• SUPPLIED MATERIAL
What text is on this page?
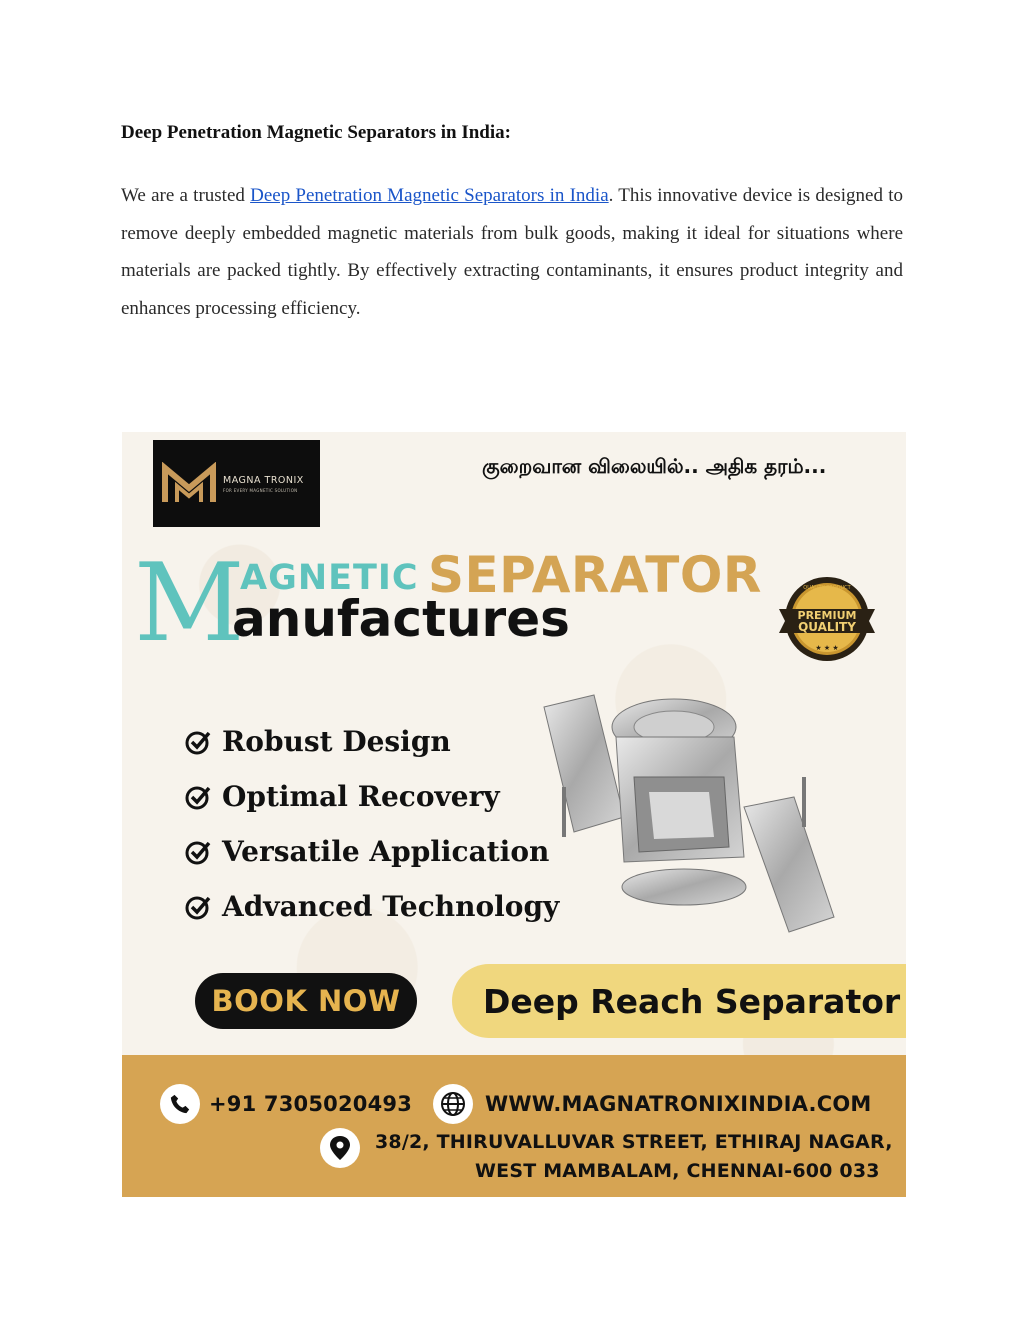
Deep Penetration Magnetic Separators in India:
We are a trusted Deep Penetration Magnetic Separators in India. This innovative device is designed to remove deeply embedded magnetic materials from bulk goods, making it ideal for situations where materials are packed tightly. By effectively extracting contaminants, it ensures product integrity and enhances processing efficiency.
MAGNA TRONIX
FOR EVERY MAGNETIC SOLUTION
குறைவான விலையில்.. அதிக தரம்...
M
AGNETIC SEPARATOR
anufactures
QUALITY PRODUCT
PREMIUM
QUALITY
★ ★ ★
Robust Design
Optimal Recovery
Versatile Application
Advanced Technology
BOOK NOW	Deep Reach Separator
+91 7305020493	WWW.MAGNATRONIXINDIA.COM
38/2, THIRUVALLUVAR STREET, ETHIRAJ NAGAR,
WEST MAMBALAM, CHENNAI-600 033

• WHAT IS ASKED
Write every record out again exactly; no pictures belong in the copy.

• SOLUTION TO THIS PROBLEM
What text is on this page?
Deep Penetration Magnetic Separators in India:
We are a trusted Deep Penetration Magnetic Separators in India. This innovative device is designed to remove deeply embedded magnetic materials from bulk goods, making it ideal for situations where materials are packed tightly. By effectively extracting contaminants, it ensures product integrity and enhances processing efficiency.
MAGNA TRONIX
FOR EVERY MAGNETIC SOLUTION
குறைவான விலையில்.. அதிக தரம்...
M
AGNETIC SEPARATOR
anufactures
QUALITY PRODUCT
PREMIUM
QUALITY
★ ★ ★
Robust Design
Optimal Recovery
Versatile Application
Advanced Technology
BOOK NOW	Deep Reach Separator
+91 7305020493	WWW.MAGNATRONIXINDIA.COM
38/2, THIRUVALLUVAR STREET, ETHIRAJ NAGAR,
WEST MAMBALAM, CHENNAI-600 033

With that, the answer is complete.